### Task description
Find the word "ranch" in the records below. List each line containing it.

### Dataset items
╭──

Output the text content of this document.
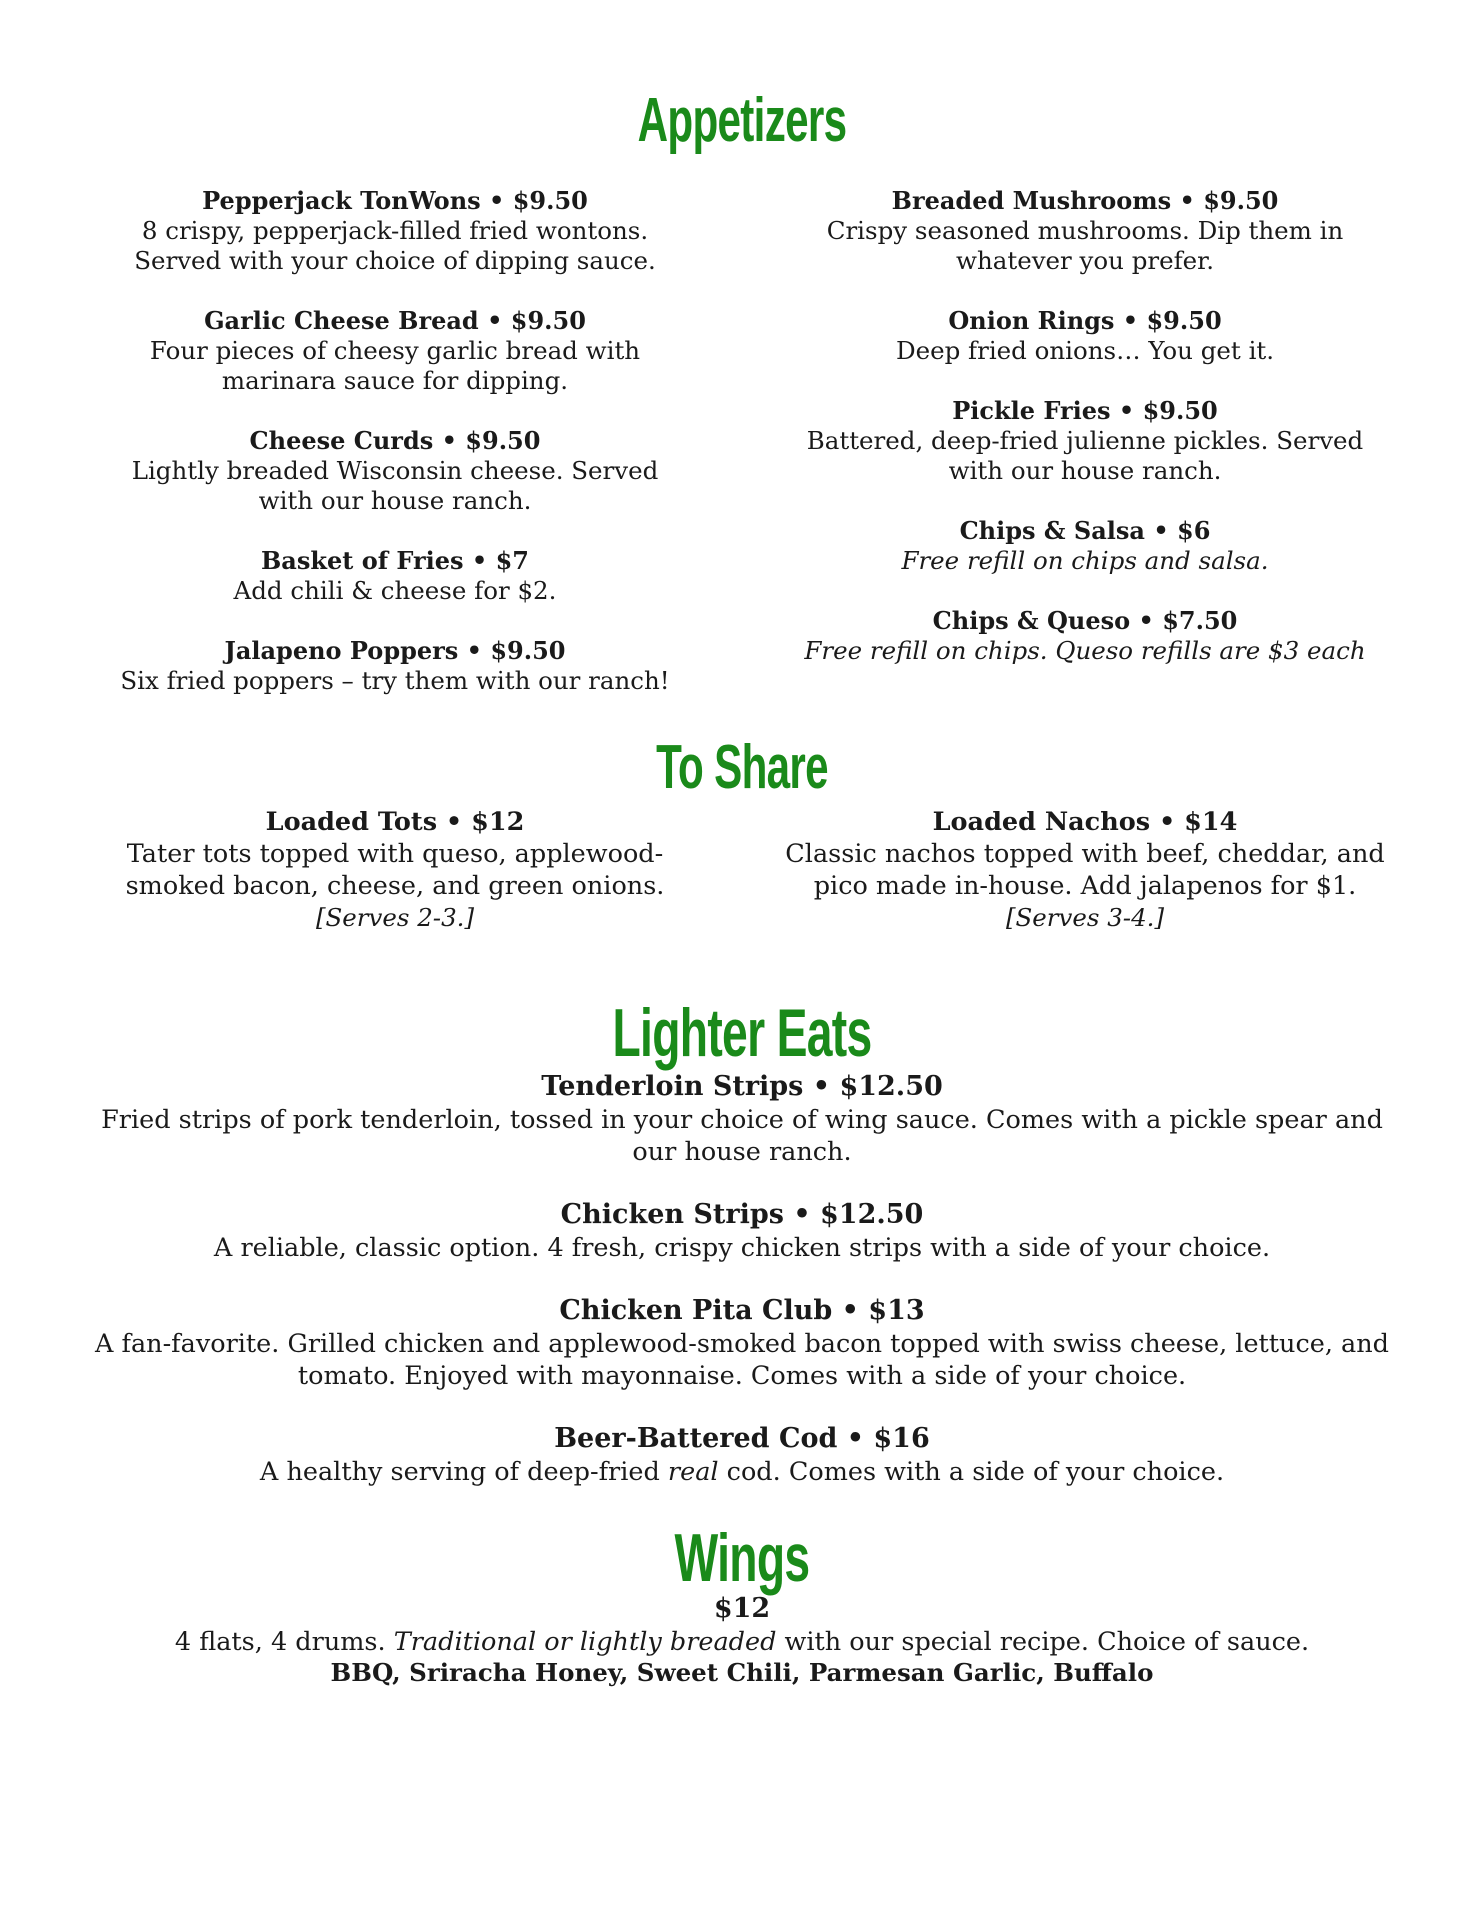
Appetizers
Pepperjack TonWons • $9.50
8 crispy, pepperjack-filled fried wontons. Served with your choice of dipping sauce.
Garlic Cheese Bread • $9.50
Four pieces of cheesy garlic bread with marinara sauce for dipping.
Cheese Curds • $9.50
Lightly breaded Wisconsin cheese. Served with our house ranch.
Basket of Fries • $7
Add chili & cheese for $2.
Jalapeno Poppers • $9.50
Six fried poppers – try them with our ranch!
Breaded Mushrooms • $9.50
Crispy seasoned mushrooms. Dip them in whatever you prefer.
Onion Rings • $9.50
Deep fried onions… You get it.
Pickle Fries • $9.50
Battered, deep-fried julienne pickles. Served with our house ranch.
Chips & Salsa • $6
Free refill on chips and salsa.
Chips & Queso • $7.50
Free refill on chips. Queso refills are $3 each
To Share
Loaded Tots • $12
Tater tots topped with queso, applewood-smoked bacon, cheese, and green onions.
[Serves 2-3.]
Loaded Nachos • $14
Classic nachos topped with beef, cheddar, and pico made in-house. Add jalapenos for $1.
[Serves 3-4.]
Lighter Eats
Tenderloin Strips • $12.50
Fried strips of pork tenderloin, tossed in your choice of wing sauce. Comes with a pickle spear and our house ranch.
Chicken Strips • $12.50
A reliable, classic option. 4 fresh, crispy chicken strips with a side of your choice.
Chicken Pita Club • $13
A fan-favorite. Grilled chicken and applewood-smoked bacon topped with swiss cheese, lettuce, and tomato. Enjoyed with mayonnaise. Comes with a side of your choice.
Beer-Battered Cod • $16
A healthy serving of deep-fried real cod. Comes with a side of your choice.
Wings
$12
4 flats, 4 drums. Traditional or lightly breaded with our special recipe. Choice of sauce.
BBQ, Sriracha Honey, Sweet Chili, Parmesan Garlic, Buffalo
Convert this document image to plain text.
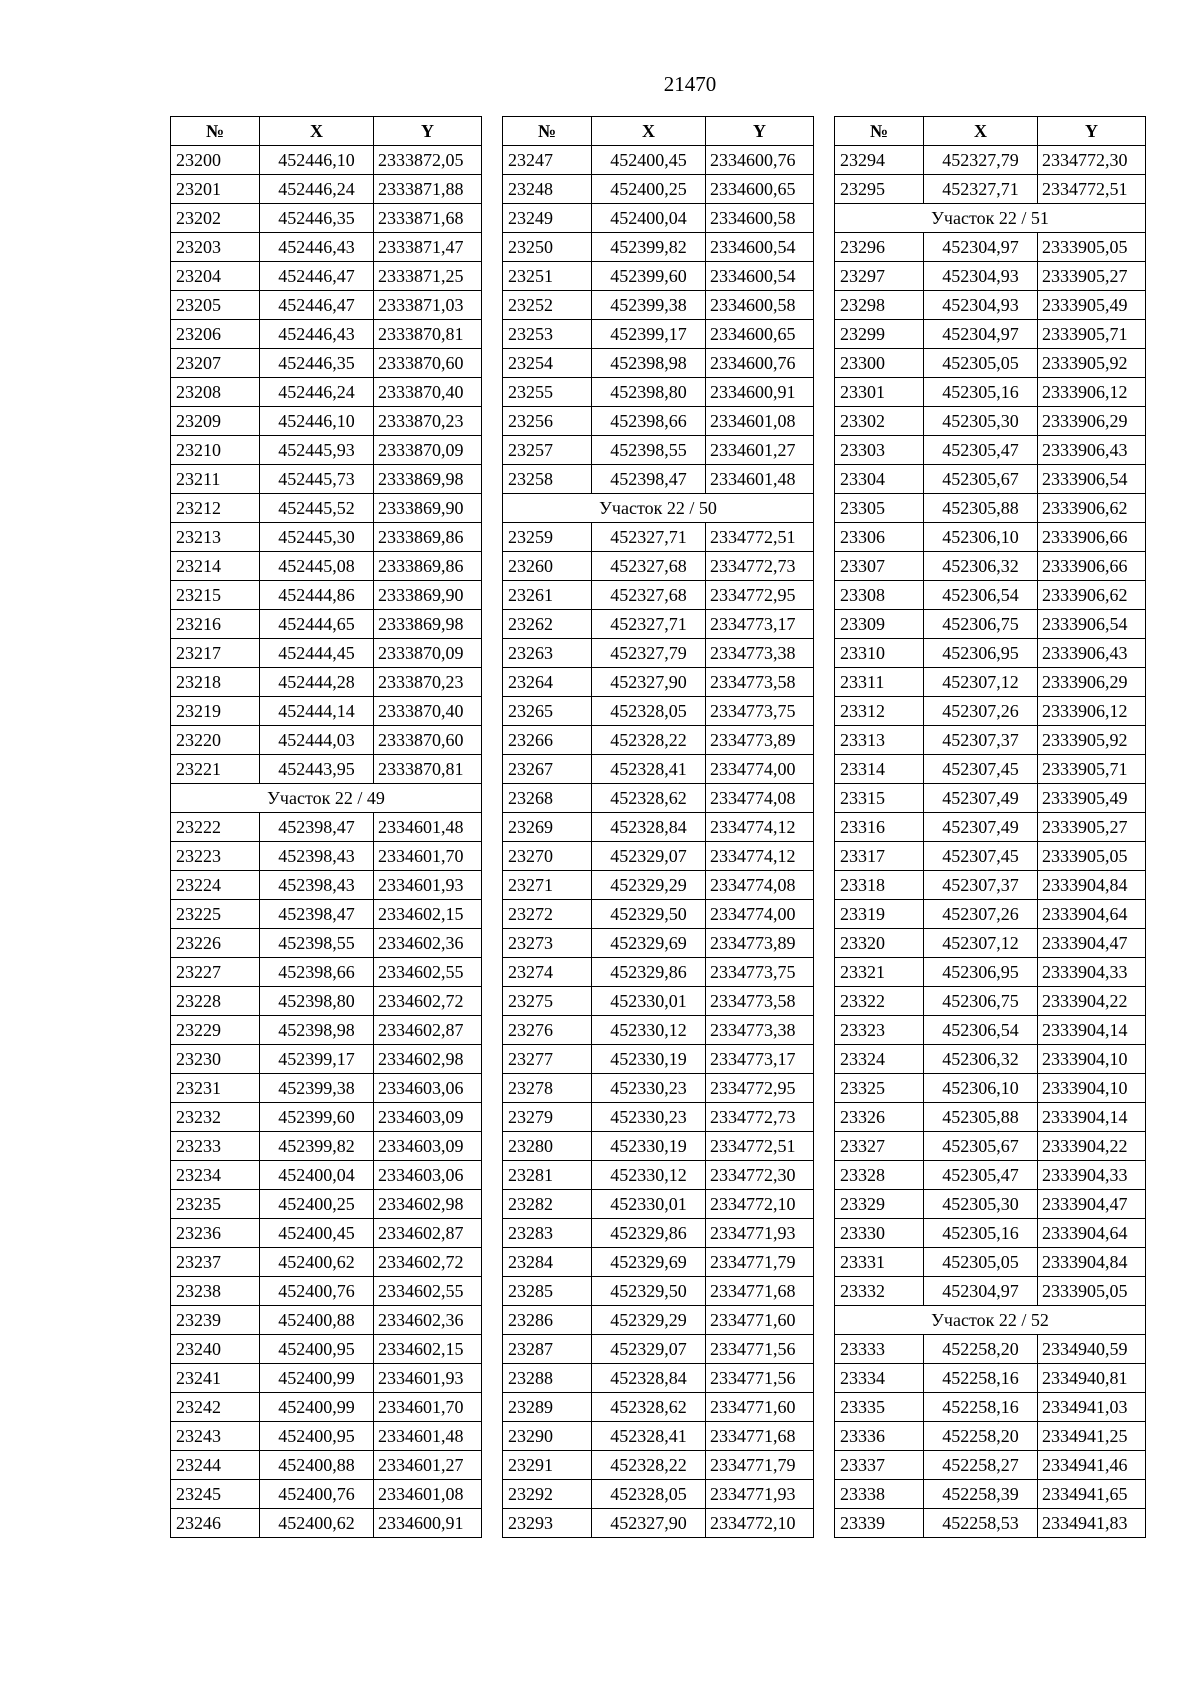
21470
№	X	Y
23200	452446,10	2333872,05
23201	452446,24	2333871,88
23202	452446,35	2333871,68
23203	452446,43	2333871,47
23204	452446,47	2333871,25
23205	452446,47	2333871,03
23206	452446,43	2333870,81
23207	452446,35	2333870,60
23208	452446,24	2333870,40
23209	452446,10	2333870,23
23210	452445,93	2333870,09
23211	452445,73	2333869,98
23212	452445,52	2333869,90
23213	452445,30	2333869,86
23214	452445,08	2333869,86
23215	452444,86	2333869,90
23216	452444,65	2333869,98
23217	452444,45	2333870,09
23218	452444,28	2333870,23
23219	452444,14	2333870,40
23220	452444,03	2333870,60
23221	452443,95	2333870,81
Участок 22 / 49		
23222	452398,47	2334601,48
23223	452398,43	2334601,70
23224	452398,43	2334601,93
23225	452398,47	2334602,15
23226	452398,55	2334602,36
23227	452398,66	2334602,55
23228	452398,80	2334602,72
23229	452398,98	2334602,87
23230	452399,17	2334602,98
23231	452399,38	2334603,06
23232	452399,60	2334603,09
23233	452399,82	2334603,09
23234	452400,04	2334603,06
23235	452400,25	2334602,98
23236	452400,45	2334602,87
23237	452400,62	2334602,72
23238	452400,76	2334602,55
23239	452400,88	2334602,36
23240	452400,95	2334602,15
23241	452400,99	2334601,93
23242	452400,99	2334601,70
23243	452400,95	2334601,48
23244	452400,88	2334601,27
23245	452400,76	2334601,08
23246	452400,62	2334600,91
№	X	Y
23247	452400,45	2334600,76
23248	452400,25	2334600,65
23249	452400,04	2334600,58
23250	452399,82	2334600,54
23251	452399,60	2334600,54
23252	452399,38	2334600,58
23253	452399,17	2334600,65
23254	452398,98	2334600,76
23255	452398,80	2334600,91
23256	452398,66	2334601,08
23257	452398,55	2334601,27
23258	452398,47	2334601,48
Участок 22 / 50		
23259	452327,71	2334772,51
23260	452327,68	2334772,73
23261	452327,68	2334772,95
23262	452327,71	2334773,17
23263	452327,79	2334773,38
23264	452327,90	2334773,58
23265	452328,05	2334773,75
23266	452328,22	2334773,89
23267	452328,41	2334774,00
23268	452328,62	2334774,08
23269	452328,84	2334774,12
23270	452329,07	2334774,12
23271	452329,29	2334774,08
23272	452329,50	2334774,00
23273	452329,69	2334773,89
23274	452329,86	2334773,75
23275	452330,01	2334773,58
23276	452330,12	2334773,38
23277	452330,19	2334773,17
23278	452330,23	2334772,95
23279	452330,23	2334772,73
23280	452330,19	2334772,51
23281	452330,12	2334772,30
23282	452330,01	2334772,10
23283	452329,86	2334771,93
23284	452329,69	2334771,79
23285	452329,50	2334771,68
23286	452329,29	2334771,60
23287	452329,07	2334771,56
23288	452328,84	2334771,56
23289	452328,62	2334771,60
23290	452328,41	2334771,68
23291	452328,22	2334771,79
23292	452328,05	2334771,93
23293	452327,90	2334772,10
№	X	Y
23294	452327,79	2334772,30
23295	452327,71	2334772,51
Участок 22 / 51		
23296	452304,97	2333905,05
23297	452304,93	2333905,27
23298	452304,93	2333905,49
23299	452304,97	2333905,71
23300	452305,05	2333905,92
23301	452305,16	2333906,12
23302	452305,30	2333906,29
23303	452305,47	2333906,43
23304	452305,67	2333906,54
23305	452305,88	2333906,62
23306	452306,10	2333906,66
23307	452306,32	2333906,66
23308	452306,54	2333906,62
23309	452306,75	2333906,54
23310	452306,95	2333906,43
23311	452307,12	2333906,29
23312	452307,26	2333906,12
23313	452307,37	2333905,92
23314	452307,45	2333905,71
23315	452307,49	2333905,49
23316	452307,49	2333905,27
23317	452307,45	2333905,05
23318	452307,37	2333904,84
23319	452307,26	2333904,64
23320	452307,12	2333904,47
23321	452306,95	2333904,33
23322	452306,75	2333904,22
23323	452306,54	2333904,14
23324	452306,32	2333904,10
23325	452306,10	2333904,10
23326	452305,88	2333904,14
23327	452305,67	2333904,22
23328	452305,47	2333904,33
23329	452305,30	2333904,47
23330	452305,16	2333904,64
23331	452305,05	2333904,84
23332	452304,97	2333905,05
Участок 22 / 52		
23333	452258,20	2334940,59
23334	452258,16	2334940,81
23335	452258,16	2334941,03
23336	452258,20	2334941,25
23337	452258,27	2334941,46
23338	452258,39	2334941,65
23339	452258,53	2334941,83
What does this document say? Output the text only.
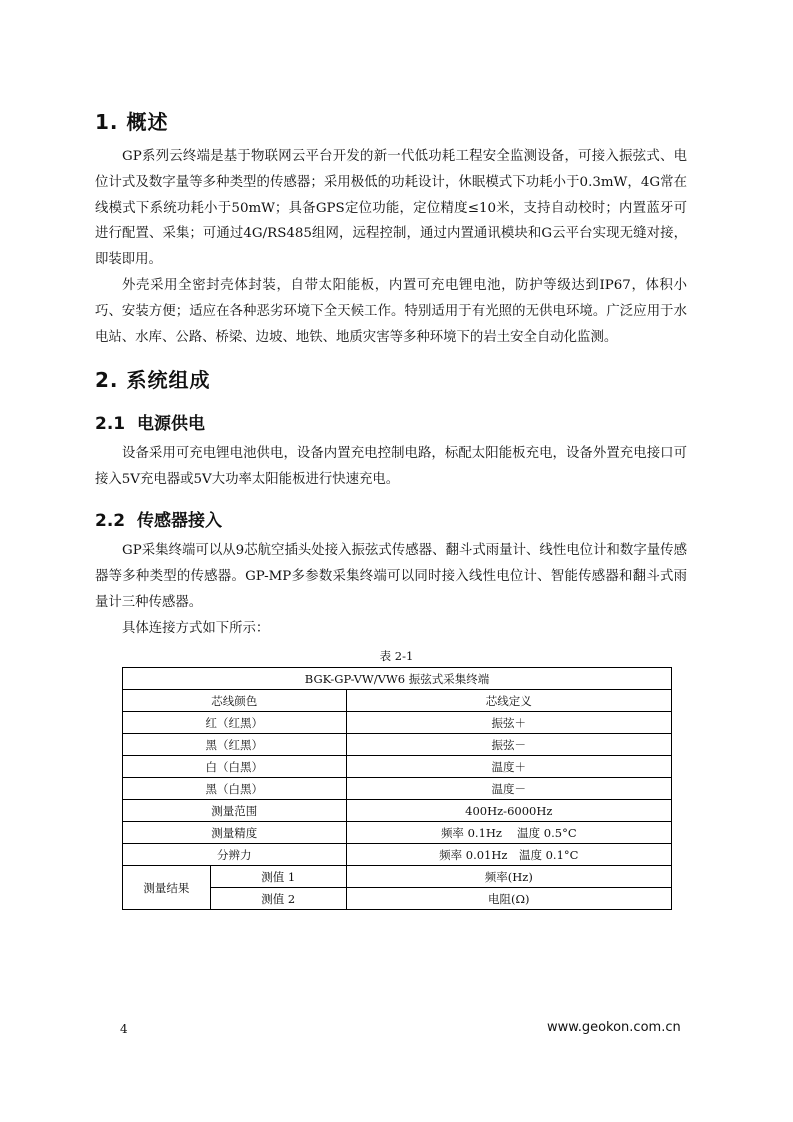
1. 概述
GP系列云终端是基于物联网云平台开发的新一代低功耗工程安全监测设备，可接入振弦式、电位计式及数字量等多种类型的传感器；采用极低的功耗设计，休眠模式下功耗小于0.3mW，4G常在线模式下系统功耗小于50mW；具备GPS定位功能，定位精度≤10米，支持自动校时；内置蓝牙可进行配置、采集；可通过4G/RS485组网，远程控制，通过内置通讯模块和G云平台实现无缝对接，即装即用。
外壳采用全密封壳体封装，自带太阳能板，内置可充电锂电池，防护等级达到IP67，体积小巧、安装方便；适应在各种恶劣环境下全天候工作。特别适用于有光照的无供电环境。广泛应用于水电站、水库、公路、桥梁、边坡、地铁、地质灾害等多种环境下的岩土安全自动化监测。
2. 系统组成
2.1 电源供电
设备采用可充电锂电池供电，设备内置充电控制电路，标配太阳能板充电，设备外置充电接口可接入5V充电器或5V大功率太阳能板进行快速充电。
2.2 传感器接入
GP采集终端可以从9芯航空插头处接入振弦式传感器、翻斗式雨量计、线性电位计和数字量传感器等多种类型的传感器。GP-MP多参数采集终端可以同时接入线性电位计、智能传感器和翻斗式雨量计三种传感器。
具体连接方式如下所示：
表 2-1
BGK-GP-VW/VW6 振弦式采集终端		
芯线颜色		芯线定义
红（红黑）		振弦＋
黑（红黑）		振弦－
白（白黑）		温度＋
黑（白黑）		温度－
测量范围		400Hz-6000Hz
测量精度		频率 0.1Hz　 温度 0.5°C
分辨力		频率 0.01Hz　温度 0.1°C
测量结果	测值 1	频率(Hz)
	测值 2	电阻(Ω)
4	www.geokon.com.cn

╰──

### Full response
Lightly breaded Wisconsin cheese. Served with our house ranch.
Six fried poppers – try them with our ranch!
Battered, deep-fried julienne pickles. Served with our house ranch.
Fried strips of pork tenderloin, tossed in your choice of wing sauce. Comes with a pickle spear and our house ranch.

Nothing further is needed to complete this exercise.